[[ Document segment open ]]
Man alive, just what is going on with Apple's displays these days? We've all been hearing rumors about a refreshed display lineup for months and months now, but nothing's changed in almost a year-- and if you listen really hard, you can hear the sounds of G5 owners asking themselves the question that keeps them up all night: "Why am I looking at transparent plastic, pinstripes, and chrome next to my perforated aluminum Power Mac?" Oh, the agony of riding that Bleeding Edge.

Well, if you're up for yet another round of whispers, Mac OS Rumors claims that Apple "expects to End-Of-Life its standard aspect 17-inch Studio Display soon" while adding a mammoth 30-inch widescreen to the high end. Think about what this means for the pros: 20 inches on the desktop, minimum. No less than 1680x1050 resolution. Hubba hubba. For all of you who tried Mac OS X on an 800x600 iBook and wondered just what Apple was thinking when it made all of the interface elements so darn big, well, now you know.
[[ Document segment closed ]]
[[ Recorded data open ]]
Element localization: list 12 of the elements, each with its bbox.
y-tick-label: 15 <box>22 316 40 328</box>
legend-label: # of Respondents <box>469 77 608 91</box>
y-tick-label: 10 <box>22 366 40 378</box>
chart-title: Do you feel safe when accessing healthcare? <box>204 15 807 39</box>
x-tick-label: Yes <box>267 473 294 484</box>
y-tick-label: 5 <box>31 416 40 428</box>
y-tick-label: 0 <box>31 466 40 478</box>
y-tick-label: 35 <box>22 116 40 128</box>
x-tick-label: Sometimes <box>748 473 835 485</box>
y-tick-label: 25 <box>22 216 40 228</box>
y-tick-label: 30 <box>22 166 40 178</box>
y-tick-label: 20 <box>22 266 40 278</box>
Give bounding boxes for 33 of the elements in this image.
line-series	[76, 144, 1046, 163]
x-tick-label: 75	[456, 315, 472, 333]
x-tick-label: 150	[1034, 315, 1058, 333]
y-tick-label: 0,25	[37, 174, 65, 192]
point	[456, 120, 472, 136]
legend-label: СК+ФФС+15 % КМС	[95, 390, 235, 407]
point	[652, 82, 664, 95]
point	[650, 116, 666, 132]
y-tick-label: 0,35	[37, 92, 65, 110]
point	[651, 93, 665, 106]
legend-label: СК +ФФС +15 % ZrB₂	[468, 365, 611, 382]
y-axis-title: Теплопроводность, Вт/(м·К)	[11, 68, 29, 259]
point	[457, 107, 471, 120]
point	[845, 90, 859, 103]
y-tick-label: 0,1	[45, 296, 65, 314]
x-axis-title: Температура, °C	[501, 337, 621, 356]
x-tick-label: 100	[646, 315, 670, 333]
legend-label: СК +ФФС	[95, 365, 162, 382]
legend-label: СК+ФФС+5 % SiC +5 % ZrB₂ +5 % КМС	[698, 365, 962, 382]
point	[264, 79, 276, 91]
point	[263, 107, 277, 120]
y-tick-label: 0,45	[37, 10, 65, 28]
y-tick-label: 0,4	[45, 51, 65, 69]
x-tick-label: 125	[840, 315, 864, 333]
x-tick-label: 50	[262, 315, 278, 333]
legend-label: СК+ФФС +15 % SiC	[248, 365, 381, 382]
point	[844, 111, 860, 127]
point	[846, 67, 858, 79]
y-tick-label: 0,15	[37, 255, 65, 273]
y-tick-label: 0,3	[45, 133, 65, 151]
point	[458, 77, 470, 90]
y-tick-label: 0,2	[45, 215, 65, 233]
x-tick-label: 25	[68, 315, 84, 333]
[[ Recorded data closed ]]
# [Exercise requirements]
[1] According to the Apple display article, which display does Mac OS Rumors say Apple expects to End-Of-Life soon?
[2] In the Apple display article, what three things do G5 owners ask why they are looking at next to their perforated aluminum Power Mac?
[3] Write a continuation of the Apple display article, picking up right after its last sentence.
The listing is separate material and has nothing to do with the Apple display article.

# [Task-by-task results]
[1] The standard aspect 17-inch Studio Display.

[2] Transparent plastic, pinstripes, and chrome.

[3]
According to MOSR, we can't expect this new lineup until "February or March," but when it arrives, all three models are said to sport "all-new enclosures"-- and hey, only six months after the G5s shipped! Best of all, though, said enclosures might do away with the Apple Display Connector. Don't get us wrong; we love plugging a display into a Power Mac with just one slim cable and getting video, power, and USB all at once. What we don't like is not being able to plug said display into a DVI PowerBook (or, heaven forfend, a Wintel system) without blowing yet another $149 on an ADC-to-DVI converter.

Apple's alleged new connection scheme isn't quite as elegant as ADC: it's a single cable that ends in separate DVI, power, and USB plugs, reminiscent of the company's old AudioVision monitors. (Those were worse, though-- the cable snaked out into video, audio in, audio out, and ADB. Yeesh.) So there's still a single cable, but things are a smidge messier at the computer end unless you have a future Mac that Apple designed with clustered ports specifically to handle these cables. Still, it's a small price to pay for having an Apple display that you can actually hook up to other devices with little more than a cheap adapter. As always, we'll believe it when we see it. Or maybe an hour or so afterwards... it depends on whether or not we'll have had lunch yet.